Task list:
1/ Please summarize the discussion on project names in two sentences.
2/ Count the lines in the rows that contain the word "coating", and give only that number.

Article:
Been discussing it in the scope of #1734. There are competing consistency goals when it comes to project names. Let's explore them:

1. Stay consistent with external project/product/system/etc name whenever possible

The guidance would be:

  • Use a registered trademark (wordmark) or another 'official' name
  • When it's ambiguous (e.g. caché), it needs to be disambiguated, for example, prefixed with a company name (intersystems_cache)

Non-controversial examples:

  • mongodb
  • postgresql
  • cassandra
  • ibm.mq
  • oracle.db (oracledb, oracle.database and other possible variations)

Controversial examples

  • informix - it's a product that was acquired by IBM but had history before it, has a unique name, and registered as a trademark. The controversy is that it coexists with ibm.mq
  • sap.hana (trademark on SAP HANA) and maxdb (trademark on MaxDB)
  • cloud_spanner and gcp.pubsub - the former is a trademark, the latter is ambiguous and has to be qualified
  • s3 - it's a trademark. Controversy is that we use aws.s3 today and have a root aws namespace for cross-AWS attributes.

2. Stay consistent within semantic conventions

The guidance would be:

Product name should be qualified with a company/division name with the following exceptions:

  • company and product name are the same (or similar).

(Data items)

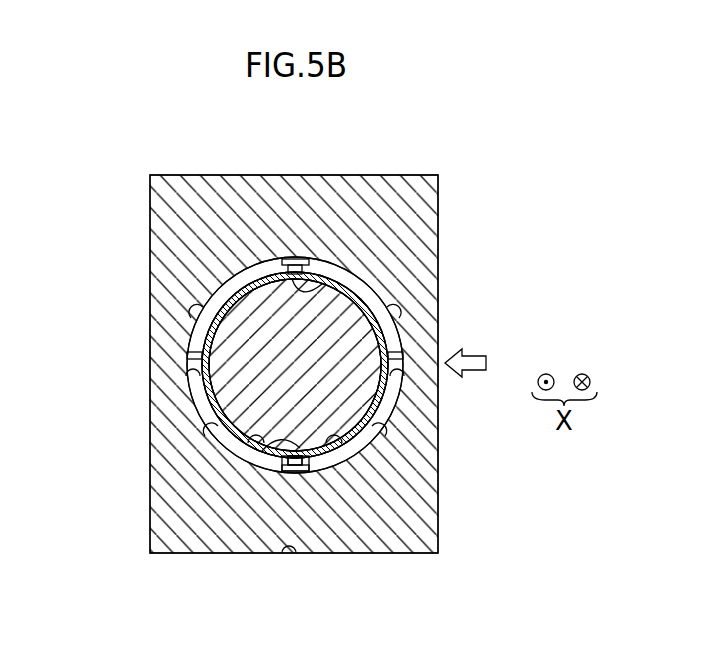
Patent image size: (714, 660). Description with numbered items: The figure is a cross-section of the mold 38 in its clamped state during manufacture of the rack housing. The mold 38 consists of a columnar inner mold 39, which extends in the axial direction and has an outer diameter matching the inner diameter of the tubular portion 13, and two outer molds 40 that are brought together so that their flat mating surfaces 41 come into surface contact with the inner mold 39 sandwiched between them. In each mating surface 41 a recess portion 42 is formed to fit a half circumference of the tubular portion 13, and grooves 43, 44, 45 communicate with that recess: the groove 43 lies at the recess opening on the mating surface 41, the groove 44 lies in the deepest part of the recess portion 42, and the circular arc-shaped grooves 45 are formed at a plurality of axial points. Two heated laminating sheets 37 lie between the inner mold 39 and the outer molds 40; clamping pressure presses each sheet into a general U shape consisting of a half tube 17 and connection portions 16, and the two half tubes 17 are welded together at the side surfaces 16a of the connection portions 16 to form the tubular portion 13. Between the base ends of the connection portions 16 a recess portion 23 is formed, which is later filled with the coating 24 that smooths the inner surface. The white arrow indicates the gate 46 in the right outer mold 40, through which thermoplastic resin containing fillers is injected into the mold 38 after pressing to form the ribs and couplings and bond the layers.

The tubular portion 13 is at (230, 437).
The connection portion 16 is at (283, 261).
The side surface of connection portion 16a is at (320, 281).
The half tube 17 is at (238, 365).
The recess portion 23 is at (330, 458).
The coating 24 is at (295, 460).
The laminating sheet 37 is at (208, 317).
The mold 38 is at (506, 172).
The inner mold 39 is at (242, 386).
The outer mold 40 is at (199, 172).
The mating surface 41 is at (295, 262).
The recess portion 42 is at (244, 441).
The groove 43 is at (290, 266).
The groove 44 is at (197, 371).
The groove 45 is at (212, 430).
The gate 46 is at (445, 357).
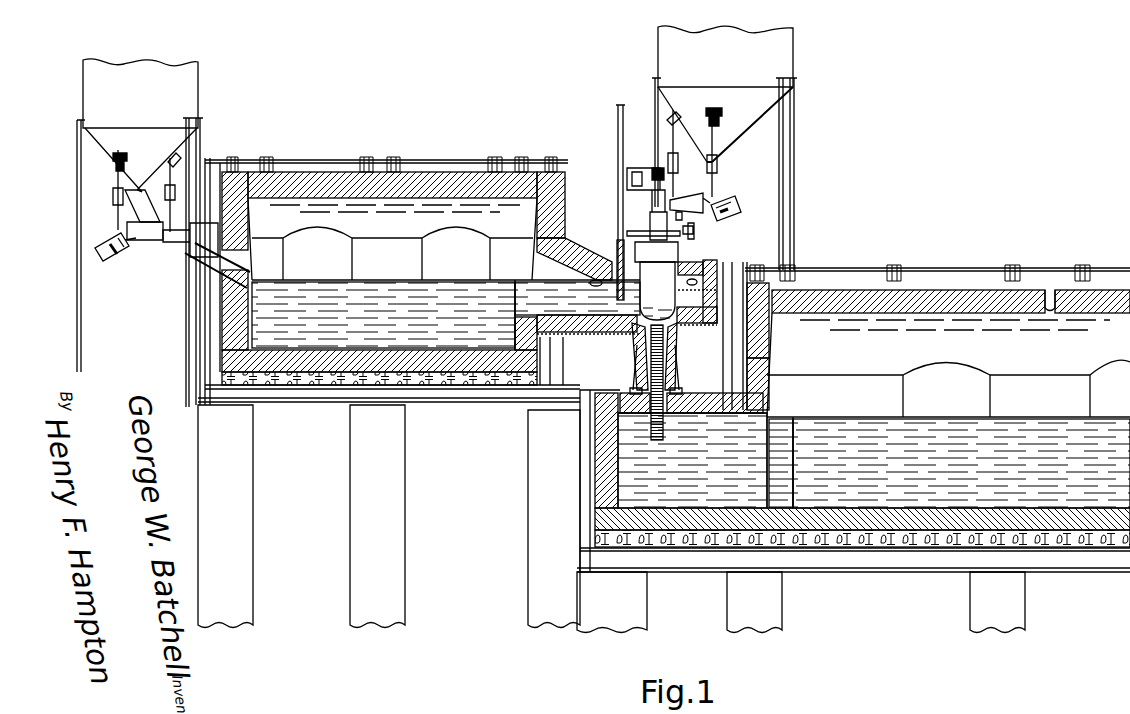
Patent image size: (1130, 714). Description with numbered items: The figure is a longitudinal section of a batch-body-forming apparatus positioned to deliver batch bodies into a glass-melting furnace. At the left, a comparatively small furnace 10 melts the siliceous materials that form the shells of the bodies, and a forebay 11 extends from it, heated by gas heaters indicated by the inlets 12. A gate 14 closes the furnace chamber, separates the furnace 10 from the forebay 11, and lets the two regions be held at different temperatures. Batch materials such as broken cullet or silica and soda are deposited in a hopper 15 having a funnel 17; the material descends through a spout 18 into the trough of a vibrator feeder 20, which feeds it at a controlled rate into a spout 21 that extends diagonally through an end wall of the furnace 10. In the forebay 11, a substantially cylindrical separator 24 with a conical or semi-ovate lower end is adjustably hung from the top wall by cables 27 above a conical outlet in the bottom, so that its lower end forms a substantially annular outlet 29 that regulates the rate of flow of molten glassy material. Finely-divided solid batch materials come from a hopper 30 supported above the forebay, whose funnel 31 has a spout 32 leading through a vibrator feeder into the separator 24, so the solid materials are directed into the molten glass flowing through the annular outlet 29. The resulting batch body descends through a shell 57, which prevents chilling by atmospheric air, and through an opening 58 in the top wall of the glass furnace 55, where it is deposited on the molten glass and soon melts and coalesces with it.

The furnace 10 is at (437, 190).
The forebay 11 is at (707, 270).
The inlets 12 is at (594, 280).
The gate 14 is at (620, 252).
The hopper 15 is at (163, 108).
The funnel 17 is at (118, 142).
The spout 18 is at (140, 207).
The vibrator feeder 20 is at (156, 230).
The spout 21 is at (208, 248).
The separator 24 is at (658, 263).
The cables 27 is at (688, 233).
The annular outlet 29 is at (674, 330).
The hopper 30 is at (755, 65).
The funnel 31 is at (722, 136).
The spout 32 is at (702, 189).
The glass furnace 55 is at (845, 330).
The shell 57 is at (676, 374).
The opening 58 is at (664, 408).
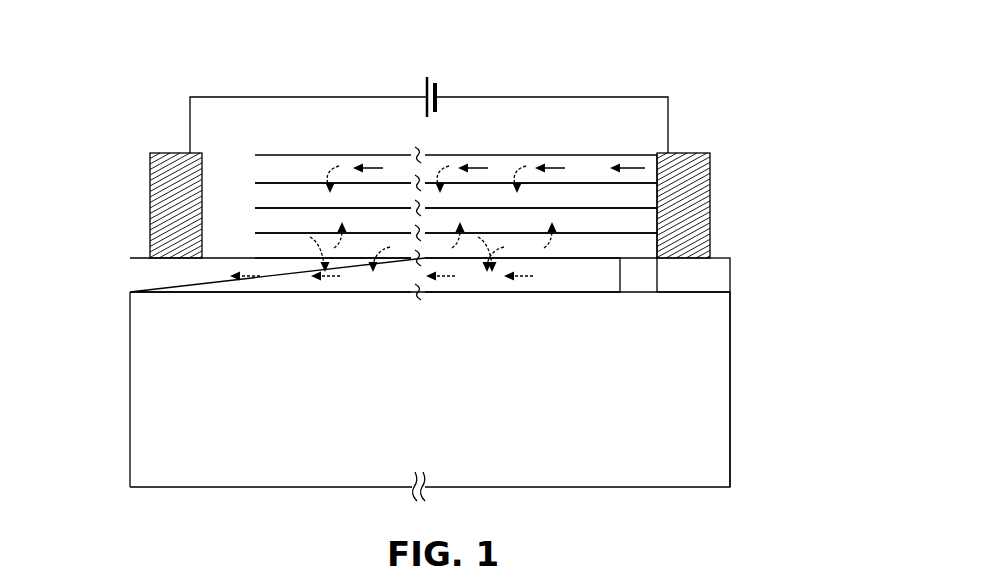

Answers to the exercises:
1/ The discussion on project names sets out competing consistency goals, the first being to stay consistent with external names by using a registered trademark or another official name and disambiguating ambiguous ones, for example with a company prefix as in intersystems_cache. The second goal is to stay consistent within semantic conventions, qualifying a product name with a company or division name except when the company and product name are the same or similar.

2/ 2